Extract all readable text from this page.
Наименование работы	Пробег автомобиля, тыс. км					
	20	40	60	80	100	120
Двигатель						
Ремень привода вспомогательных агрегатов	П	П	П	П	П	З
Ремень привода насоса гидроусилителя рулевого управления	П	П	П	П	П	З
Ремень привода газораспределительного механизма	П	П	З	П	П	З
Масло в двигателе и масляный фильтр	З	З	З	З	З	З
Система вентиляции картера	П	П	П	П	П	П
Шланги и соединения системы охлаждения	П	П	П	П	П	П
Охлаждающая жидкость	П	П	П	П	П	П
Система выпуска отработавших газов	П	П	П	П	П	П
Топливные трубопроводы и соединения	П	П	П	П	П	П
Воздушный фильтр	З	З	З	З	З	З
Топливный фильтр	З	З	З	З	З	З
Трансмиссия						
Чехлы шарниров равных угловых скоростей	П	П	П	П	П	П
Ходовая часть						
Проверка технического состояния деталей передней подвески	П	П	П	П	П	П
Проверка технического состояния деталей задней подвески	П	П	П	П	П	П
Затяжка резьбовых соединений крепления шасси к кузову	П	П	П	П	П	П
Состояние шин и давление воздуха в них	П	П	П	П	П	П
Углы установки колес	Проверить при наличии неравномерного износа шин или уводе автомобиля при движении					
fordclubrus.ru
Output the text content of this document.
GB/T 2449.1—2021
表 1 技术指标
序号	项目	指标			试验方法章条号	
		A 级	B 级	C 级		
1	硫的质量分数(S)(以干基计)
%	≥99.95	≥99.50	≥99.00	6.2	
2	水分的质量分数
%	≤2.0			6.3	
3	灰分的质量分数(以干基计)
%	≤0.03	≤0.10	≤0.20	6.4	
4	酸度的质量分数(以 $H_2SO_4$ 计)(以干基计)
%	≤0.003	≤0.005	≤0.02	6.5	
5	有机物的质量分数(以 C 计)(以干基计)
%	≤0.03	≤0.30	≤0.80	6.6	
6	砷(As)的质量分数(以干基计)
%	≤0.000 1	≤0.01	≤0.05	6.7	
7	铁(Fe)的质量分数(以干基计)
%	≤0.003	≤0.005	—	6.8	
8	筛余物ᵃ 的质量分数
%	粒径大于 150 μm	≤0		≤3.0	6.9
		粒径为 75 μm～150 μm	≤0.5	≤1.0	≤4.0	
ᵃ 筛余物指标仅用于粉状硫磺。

□ □ □ □ □

__Task__
Find each line holding the string "Ремень" and copy it out.

__Result below__
Ремень привода вспомогательных агрегатов	П	П	П	П	П	З
Ремень привода насоса гидроусилителя рулевого управления	П	П	П	П	П	З
Ремень привода газораспределительного механизма	П	П	З	П	П	З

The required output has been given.